> **Objective**
Reproduce the records below exactly as they appear, omitting any pictures they contain.

------------------------

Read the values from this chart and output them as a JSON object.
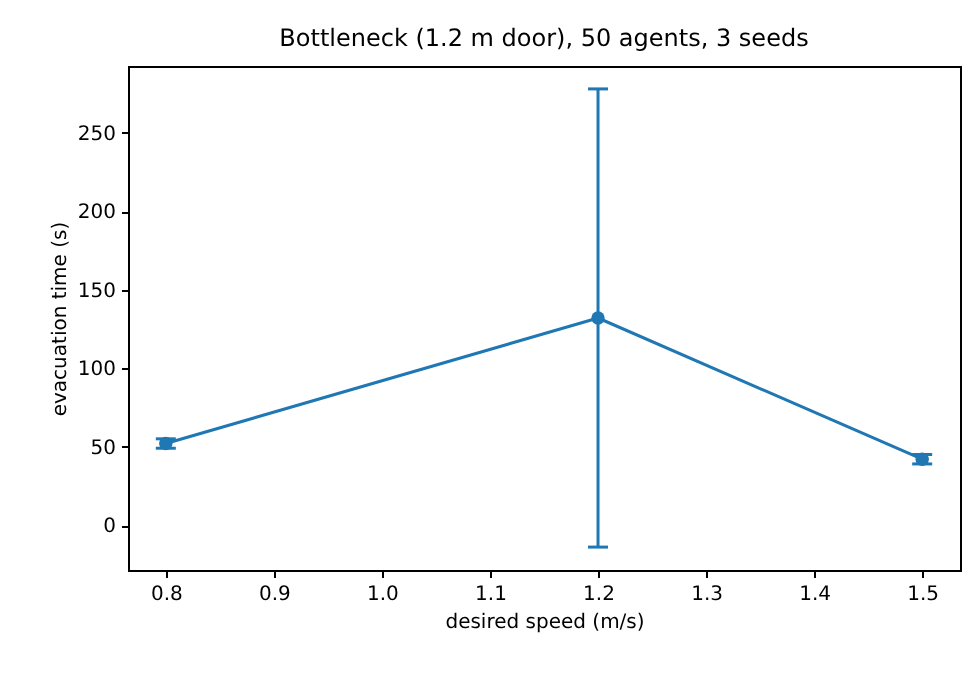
{
  "chart_data": {
    "type": "line",
    "title": "Bottleneck (1.2 m door), 50 agents, 3 seeds",
    "xlabel": "desired speed (m/s)",
    "ylabel": "evacuation time (s)",
    "x": [
      0.8,
      1.2,
      1.5
    ],
    "series": [
      {
        "color": "#1f77b4",
        "values": [
          52,
          132,
          42
        ],
        "errors": [
          3,
          146,
          3
        ]
      }
    ],
    "xlim": [
      0.765,
      1.535
    ],
    "xticks": [
      {
        "value": 0.8,
        "label": "0.8"
      },
      {
        "value": 0.9,
        "label": "0.9"
      },
      {
        "value": 1.0,
        "label": "1.0"
      },
      {
        "value": 1.1,
        "label": "1.1"
      },
      {
        "value": 1.2,
        "label": "1.2"
      },
      {
        "value": 1.3,
        "label": "1.3"
      },
      {
        "value": 1.4,
        "label": "1.4"
      },
      {
        "value": 1.5,
        "label": "1.5"
      }
    ],
    "ylim": [
      -28.6,
      292.6
    ],
    "yticks": [
      0,
      50,
      100,
      150,
      200,
      250
    ],
    "grid": false,
    "marker": "circle",
    "line_style": "solid"
  }
}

------------------------

> **Solution to the problem**
Read the values from this chart and output them as a JSON object.
{
  "chart_data": {
    "type": "line",
    "title": "Bottleneck (1.2 m door), 50 agents, 3 seeds",
    "xlabel": "desired speed (m/s)",
    "ylabel": "evacuation time (s)",
    "x": [
      0.8,
      1.2,
      1.5
    ],
    "series": [
      {
        "color": "#1f77b4",
        "values": [
          52,
          132,
          42
        ],
        "errors": [
          3,
          146,
          3
        ]
      }
    ],
    "xlim": [
      0.765,
      1.535
    ],
    "xticks": [
      {
        "value": 0.8,
        "label": "0.8"
      },
      {
        "value": 0.9,
        "label": "0.9"
      },
      {
        "value": 1.0,
        "label": "1.0"
      },
      {
        "value": 1.1,
        "label": "1.1"
      },
      {
        "value": 1.2,
        "label": "1.2"
      },
      {
        "value": 1.3,
        "label": "1.3"
      },
      {
        "value": 1.4,
        "label": "1.4"
      },
      {
        "value": 1.5,
        "label": "1.5"
      }
    ],
    "ylim": [
      -28.6,
      292.6
    ],
    "yticks": [
      0,
      50,
      100,
      150,
      200,
      250
    ],
    "grid": false,
    "marker": "circle",
    "line_style": "solid"
  }
}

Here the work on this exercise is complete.